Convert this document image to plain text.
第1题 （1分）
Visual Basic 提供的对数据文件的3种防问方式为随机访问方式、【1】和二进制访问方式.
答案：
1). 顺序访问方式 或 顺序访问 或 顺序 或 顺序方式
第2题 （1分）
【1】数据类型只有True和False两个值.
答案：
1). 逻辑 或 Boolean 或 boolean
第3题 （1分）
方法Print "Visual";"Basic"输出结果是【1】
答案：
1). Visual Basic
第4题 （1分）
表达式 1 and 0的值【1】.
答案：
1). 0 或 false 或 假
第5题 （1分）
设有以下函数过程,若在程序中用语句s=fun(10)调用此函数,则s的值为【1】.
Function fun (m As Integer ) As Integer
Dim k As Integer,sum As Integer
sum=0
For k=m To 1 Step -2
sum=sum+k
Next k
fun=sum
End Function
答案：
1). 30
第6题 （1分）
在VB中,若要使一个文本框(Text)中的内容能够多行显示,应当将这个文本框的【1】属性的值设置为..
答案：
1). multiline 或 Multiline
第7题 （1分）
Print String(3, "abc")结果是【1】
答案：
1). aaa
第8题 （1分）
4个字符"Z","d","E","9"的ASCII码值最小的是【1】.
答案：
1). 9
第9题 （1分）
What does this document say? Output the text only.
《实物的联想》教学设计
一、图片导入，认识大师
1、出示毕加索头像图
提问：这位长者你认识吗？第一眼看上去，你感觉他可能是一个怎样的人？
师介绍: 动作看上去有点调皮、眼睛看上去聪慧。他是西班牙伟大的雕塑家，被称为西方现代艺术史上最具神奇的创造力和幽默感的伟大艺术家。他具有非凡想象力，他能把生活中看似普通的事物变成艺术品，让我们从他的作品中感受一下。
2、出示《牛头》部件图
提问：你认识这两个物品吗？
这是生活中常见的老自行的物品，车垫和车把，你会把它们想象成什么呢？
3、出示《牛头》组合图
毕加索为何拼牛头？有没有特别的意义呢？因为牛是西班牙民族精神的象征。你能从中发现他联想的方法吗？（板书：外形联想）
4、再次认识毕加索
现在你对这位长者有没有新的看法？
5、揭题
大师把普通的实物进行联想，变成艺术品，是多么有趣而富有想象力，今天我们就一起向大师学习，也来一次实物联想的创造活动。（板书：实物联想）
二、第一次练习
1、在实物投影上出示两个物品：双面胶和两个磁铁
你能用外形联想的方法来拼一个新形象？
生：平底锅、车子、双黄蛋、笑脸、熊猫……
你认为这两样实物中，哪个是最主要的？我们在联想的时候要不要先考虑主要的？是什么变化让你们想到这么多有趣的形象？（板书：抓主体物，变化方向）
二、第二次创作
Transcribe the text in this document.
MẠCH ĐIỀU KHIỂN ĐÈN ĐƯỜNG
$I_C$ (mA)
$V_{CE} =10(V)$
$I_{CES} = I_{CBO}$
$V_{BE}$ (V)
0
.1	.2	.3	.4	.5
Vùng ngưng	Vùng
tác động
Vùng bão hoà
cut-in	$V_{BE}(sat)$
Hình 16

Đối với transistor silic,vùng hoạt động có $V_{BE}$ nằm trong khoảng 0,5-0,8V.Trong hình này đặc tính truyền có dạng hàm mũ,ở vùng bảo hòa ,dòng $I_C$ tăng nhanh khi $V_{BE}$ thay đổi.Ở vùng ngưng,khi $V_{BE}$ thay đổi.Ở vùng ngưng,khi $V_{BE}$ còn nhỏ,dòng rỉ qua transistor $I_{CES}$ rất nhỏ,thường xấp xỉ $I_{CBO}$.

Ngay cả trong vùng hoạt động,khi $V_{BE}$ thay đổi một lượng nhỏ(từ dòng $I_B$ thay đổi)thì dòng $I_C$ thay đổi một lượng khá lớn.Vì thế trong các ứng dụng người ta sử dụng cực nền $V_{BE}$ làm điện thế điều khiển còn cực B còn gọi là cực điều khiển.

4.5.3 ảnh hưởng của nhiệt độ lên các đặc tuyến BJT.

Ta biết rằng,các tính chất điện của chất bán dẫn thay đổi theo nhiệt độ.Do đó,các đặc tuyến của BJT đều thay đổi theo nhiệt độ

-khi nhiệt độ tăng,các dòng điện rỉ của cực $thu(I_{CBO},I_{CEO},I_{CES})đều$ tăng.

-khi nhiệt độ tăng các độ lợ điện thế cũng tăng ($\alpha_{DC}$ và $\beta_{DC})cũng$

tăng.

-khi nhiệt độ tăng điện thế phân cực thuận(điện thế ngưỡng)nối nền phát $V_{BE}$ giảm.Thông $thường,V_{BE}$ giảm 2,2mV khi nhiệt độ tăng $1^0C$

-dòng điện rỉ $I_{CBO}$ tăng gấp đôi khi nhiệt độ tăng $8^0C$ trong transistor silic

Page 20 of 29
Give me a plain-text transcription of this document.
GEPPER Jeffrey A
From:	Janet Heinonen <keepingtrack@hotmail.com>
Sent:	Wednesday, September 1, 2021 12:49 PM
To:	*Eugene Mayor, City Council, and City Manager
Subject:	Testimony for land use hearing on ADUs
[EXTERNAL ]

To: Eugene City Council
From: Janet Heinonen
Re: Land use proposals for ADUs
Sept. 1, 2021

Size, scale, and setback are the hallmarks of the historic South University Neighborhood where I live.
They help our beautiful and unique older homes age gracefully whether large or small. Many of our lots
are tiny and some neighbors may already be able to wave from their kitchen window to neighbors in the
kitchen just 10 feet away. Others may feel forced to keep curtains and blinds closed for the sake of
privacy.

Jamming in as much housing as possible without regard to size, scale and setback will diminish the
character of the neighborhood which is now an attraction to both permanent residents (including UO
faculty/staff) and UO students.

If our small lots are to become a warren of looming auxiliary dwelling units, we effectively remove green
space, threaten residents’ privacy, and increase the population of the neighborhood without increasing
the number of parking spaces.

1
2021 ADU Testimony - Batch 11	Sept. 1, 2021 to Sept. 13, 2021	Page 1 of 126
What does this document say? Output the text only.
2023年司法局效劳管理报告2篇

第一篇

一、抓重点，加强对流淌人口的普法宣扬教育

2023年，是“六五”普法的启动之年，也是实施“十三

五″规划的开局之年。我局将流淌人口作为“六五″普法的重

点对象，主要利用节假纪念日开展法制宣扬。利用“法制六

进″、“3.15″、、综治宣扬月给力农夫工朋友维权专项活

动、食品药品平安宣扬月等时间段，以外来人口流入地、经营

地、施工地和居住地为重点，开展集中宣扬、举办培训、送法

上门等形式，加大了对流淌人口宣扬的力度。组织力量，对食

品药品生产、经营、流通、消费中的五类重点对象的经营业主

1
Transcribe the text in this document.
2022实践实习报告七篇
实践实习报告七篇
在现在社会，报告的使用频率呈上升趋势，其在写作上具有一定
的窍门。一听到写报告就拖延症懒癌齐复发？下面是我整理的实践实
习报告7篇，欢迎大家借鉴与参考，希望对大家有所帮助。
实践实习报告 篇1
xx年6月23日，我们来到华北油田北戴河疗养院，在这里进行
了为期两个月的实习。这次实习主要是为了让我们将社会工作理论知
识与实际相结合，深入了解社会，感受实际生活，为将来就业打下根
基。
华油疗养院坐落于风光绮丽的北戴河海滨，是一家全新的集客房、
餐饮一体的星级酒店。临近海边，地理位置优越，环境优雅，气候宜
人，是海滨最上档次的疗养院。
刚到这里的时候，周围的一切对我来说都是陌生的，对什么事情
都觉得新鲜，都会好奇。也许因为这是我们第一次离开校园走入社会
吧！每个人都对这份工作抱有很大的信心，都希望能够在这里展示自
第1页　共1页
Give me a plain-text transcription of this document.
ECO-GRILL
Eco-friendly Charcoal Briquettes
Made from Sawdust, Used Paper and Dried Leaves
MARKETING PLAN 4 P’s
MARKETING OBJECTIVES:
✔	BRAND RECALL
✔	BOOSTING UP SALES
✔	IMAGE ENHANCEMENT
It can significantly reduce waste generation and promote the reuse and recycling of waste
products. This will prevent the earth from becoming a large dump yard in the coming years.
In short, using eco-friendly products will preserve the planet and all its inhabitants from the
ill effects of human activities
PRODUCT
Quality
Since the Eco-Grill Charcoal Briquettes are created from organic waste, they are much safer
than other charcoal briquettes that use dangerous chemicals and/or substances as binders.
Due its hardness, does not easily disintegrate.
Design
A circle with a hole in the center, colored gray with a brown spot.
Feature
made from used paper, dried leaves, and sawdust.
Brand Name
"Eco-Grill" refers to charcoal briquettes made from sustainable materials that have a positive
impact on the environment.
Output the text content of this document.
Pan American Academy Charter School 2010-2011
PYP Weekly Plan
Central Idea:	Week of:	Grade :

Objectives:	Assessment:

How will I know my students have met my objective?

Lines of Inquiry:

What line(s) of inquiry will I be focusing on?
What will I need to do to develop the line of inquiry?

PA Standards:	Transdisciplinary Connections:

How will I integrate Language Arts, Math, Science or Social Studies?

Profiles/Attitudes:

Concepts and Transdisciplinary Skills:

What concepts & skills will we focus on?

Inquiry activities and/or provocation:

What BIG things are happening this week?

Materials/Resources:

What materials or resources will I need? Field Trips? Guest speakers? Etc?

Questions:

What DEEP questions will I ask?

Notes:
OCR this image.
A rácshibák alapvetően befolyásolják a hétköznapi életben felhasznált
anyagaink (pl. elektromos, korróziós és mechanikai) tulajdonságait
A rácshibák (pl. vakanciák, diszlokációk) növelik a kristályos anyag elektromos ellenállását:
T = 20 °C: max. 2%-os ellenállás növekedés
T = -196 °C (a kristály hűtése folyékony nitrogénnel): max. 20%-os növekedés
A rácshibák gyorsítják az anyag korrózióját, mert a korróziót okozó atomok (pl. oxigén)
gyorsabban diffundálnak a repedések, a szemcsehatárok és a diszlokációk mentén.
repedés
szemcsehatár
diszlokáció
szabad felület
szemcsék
==============================
EXERCISE DIRECTIONS: List the lines of the entries that include "silic".

SOLUTION TO THIS TASK:
Đối với transistor silic,vùng hoạt động có $V_{BE}$ nằm trong khoảng 0,5-0,8V.Trong hình này đặc tính truyền có dạng hàm mũ,ở vùng bảo hòa ,dòng $I_C$ tăng nhanh khi $V_{BE}$ thay đổi.Ở vùng ngưng,khi $V_{BE}$ thay đổi.Ở vùng ngưng,khi $V_{BE}$ còn nhỏ,dòng rỉ qua transistor $I_{CES}$ rất nhỏ,thường xấp xỉ $I_{CBO}$.
-dòng điện rỉ $I_{CBO}$ tăng gấp đôi khi nhiệt độ tăng $8^0C$ trong transistor silic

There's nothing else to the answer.